__WORK INSTRUCTIONS__:
Give the listing again character for character, but drop the images.

__RECORDS FOR THE TASK__:
- - - -
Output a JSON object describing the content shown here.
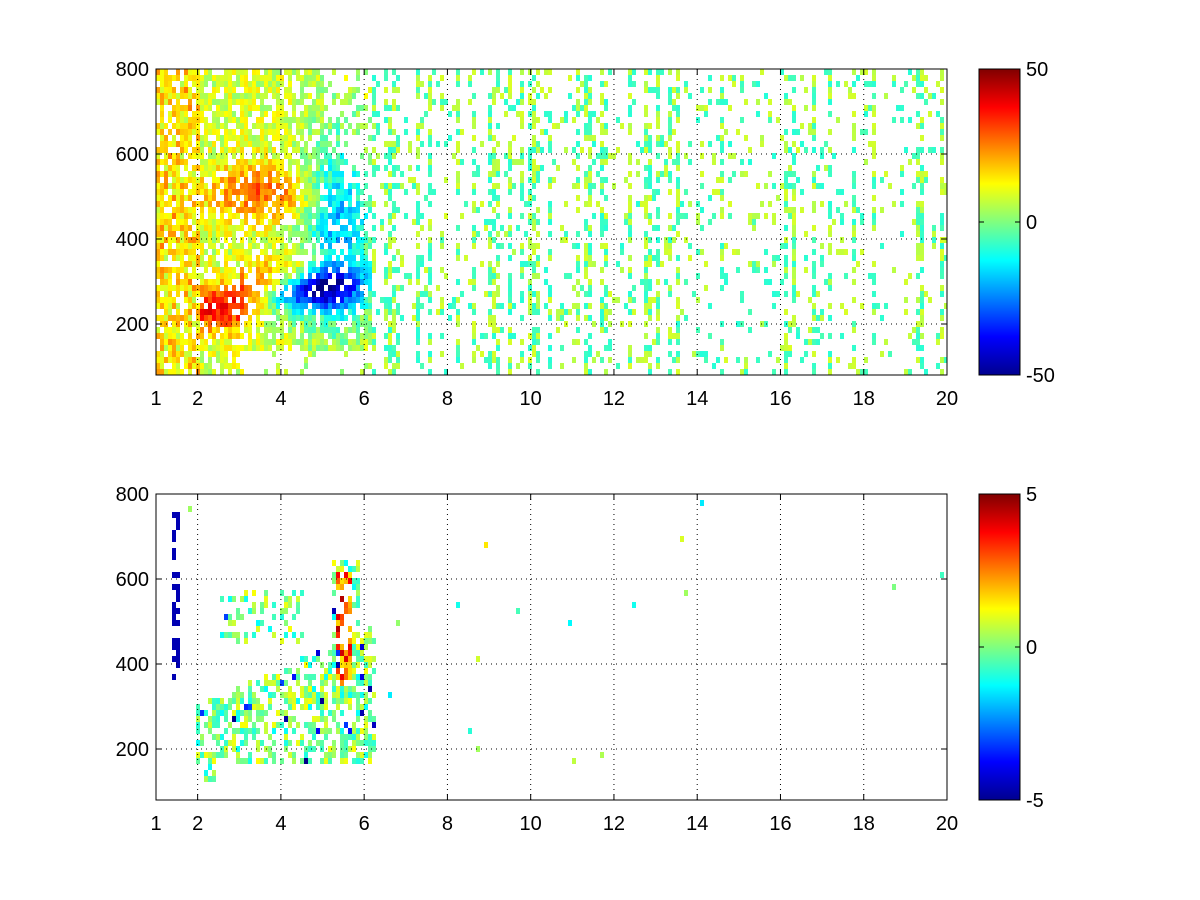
{
  "chart_data": [
    {
      "type": "heatmap",
      "title": "",
      "xlabel": "",
      "ylabel": "",
      "xlim": [
        1,
        20
      ],
      "ylim": [
        80,
        800
      ],
      "grid": true,
      "x_ticks": [
        1,
        2,
        4,
        6,
        8,
        10,
        12,
        14,
        16,
        18,
        20
      ],
      "x_tick_labels": [
        "1",
        "2",
        "4",
        "6",
        "8",
        "10",
        "12",
        "14",
        "16",
        "18",
        "20"
      ],
      "y_ticks": [
        200,
        400,
        600,
        800
      ],
      "y_tick_labels": [
        "200",
        "400",
        "600",
        "800"
      ],
      "colormap": "jet",
      "clim": [
        -50,
        50
      ],
      "colorbar_ticks": [
        -50,
        0,
        50
      ],
      "colorbar_tick_labels": [
        "-50",
        "0",
        "50"
      ],
      "features": [
        {
          "x": [
            2,
            6
          ],
          "y": [
            200,
            400
          ],
          "value": 40
        },
        {
          "x": [
            3.5,
            6
          ],
          "y": [
            220,
            330
          ],
          "value": -45
        },
        {
          "x": [
            2.5,
            4.5
          ],
          "y": [
            450,
            560
          ],
          "value": 30
        },
        {
          "x": [
            4.5,
            6
          ],
          "y": [
            400,
            650
          ],
          "value": -25
        },
        {
          "x": [
            1,
            20
          ],
          "y": [
            80,
            800
          ],
          "value": 0
        }
      ]
    },
    {
      "type": "heatmap",
      "title": "",
      "xlabel": "",
      "ylabel": "",
      "xlim": [
        1,
        20
      ],
      "ylim": [
        80,
        800
      ],
      "grid": true,
      "x_ticks": [
        1,
        2,
        4,
        6,
        8,
        10,
        12,
        14,
        16,
        18,
        20
      ],
      "x_tick_labels": [
        "1",
        "2",
        "4",
        "6",
        "8",
        "10",
        "12",
        "14",
        "16",
        "18",
        "20"
      ],
      "y_ticks": [
        200,
        400,
        600,
        800
      ],
      "y_tick_labels": [
        "200",
        "400",
        "600",
        "800"
      ],
      "colormap": "jet",
      "clim": [
        -5,
        5
      ],
      "colorbar_ticks": [
        -5,
        0,
        5
      ],
      "colorbar_tick_labels": [
        "-5",
        "0",
        "5"
      ],
      "features": [
        {
          "x": [
            2,
            6
          ],
          "y": [
            170,
            400
          ],
          "value": 0
        },
        {
          "x": [
            5.3,
            5.8
          ],
          "y": [
            350,
            600
          ],
          "value": 3
        },
        {
          "x": [
            2.5,
            4.5
          ],
          "y": [
            450,
            560
          ],
          "value": 0.5
        }
      ]
    }
  ]
}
- - - -
__EXERCISE RESPONSE__:
Output a JSON object describing the content shown here.
{
  "chart_data": [
    {
      "type": "heatmap",
      "title": "",
      "xlabel": "",
      "ylabel": "",
      "xlim": [
        1,
        20
      ],
      "ylim": [
        80,
        800
      ],
      "grid": true,
      "x_ticks": [
        1,
        2,
        4,
        6,
        8,
        10,
        12,
        14,
        16,
        18,
        20
      ],
      "x_tick_labels": [
        "1",
        "2",
        "4",
        "6",
        "8",
        "10",
        "12",
        "14",
        "16",
        "18",
        "20"
      ],
      "y_ticks": [
        200,
        400,
        600,
        800
      ],
      "y_tick_labels": [
        "200",
        "400",
        "600",
        "800"
      ],
      "colormap": "jet",
      "clim": [
        -50,
        50
      ],
      "colorbar_ticks": [
        -50,
        0,
        50
      ],
      "colorbar_tick_labels": [
        "-50",
        "0",
        "50"
      ],
      "features": [
        {
          "x": [
            2,
            6
          ],
          "y": [
            200,
            400
          ],
          "value": 40
        },
        {
          "x": [
            3.5,
            6
          ],
          "y": [
            220,
            330
          ],
          "value": -45
        },
        {
          "x": [
            2.5,
            4.5
          ],
          "y": [
            450,
            560
          ],
          "value": 30
        },
        {
          "x": [
            4.5,
            6
          ],
          "y": [
            400,
            650
          ],
          "value": -25
        },
        {
          "x": [
            1,
            20
          ],
          "y": [
            80,
            800
          ],
          "value": 0
        }
      ]
    },
    {
      "type": "heatmap",
      "title": "",
      "xlabel": "",
      "ylabel": "",
      "xlim": [
        1,
        20
      ],
      "ylim": [
        80,
        800
      ],
      "grid": true,
      "x_ticks": [
        1,
        2,
        4,
        6,
        8,
        10,
        12,
        14,
        16,
        18,
        20
      ],
      "x_tick_labels": [
        "1",
        "2",
        "4",
        "6",
        "8",
        "10",
        "12",
        "14",
        "16",
        "18",
        "20"
      ],
      "y_ticks": [
        200,
        400,
        600,
        800
      ],
      "y_tick_labels": [
        "200",
        "400",
        "600",
        "800"
      ],
      "colormap": "jet",
      "clim": [
        -5,
        5
      ],
      "colorbar_ticks": [
        -5,
        0,
        5
      ],
      "colorbar_tick_labels": [
        "-5",
        "0",
        "5"
      ],
      "features": [
        {
          "x": [
            2,
            6
          ],
          "y": [
            170,
            400
          ],
          "value": 0
        },
        {
          "x": [
            5.3,
            5.8
          ],
          "y": [
            350,
            600
          ],
          "value": 3
        },
        {
          "x": [
            2.5,
            4.5
          ],
          "y": [
            450,
            560
          ],
          "value": 0.5
        }
      ]
    }
  ]
}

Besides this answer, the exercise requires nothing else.